→ What is asked
Without the pictures, output the records below word for word.

→ Data listing
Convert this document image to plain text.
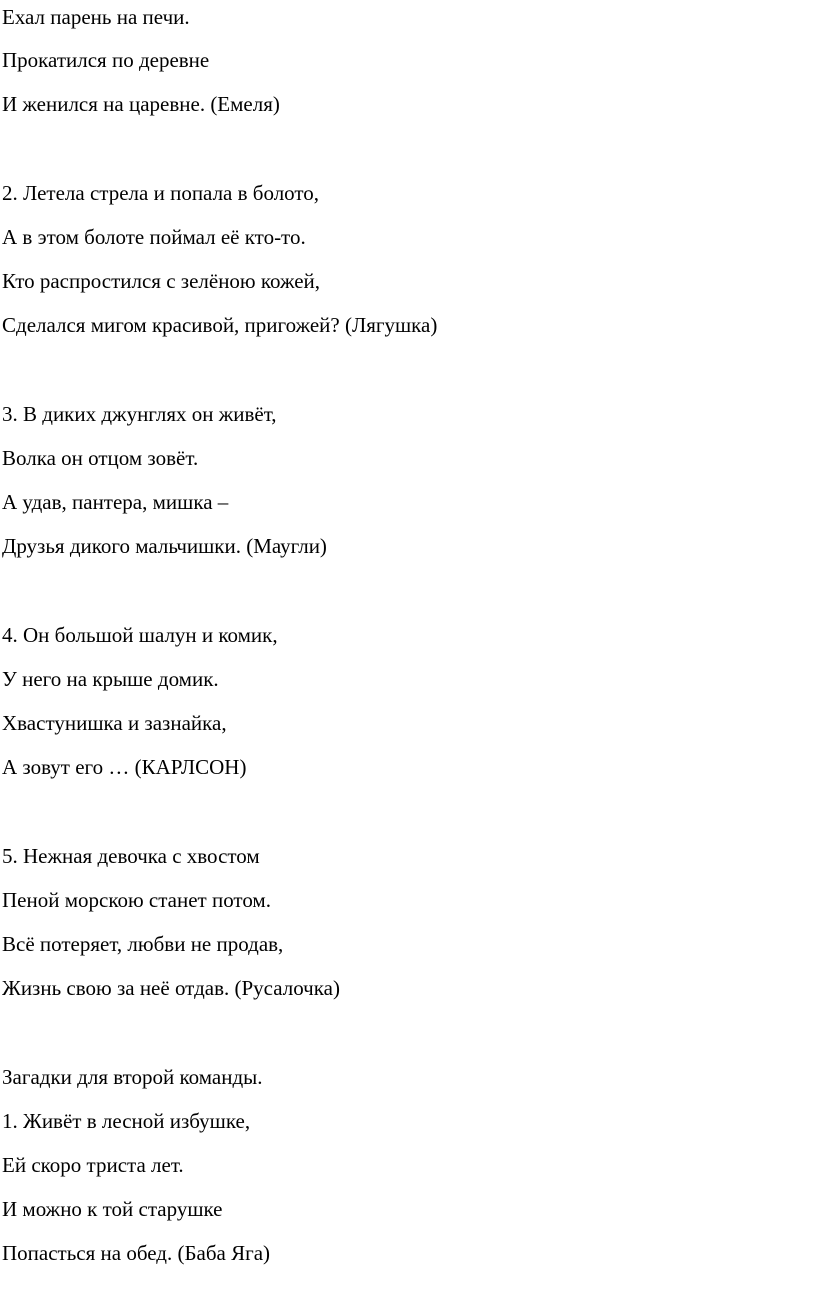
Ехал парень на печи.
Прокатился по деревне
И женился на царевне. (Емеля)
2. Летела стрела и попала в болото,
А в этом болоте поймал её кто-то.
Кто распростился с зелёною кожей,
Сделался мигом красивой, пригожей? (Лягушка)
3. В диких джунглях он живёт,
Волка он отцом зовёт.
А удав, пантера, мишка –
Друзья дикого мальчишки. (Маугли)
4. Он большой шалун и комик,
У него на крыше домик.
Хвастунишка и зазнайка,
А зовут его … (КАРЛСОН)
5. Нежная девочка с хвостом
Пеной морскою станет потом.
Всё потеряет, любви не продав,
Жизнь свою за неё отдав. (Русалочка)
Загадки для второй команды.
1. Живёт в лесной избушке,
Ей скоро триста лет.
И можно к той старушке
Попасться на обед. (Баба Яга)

→ Correct answer
Convert this document image to plain text.
Ехал парень на печи.
Прокатился по деревне
И женился на царевне. (Емеля)
2. Летела стрела и попала в болото,
А в этом болоте поймал её кто-то.
Кто распростился с зелёною кожей,
Сделался мигом красивой, пригожей? (Лягушка)
3. В диких джунглях он живёт,
Волка он отцом зовёт.
А удав, пантера, мишка –
Друзья дикого мальчишки. (Маугли)
4. Он большой шалун и комик,
У него на крыше домик.
Хвастунишка и зазнайка,
А зовут его … (КАРЛСОН)
5. Нежная девочка с хвостом
Пеной морскою станет потом.
Всё потеряет, любви не продав,
Жизнь свою за неё отдав. (Русалочка)
Загадки для второй команды.
1. Живёт в лесной избушке,
Ей скоро триста лет.
И можно к той старушке
Попасться на обед. (Баба Яга)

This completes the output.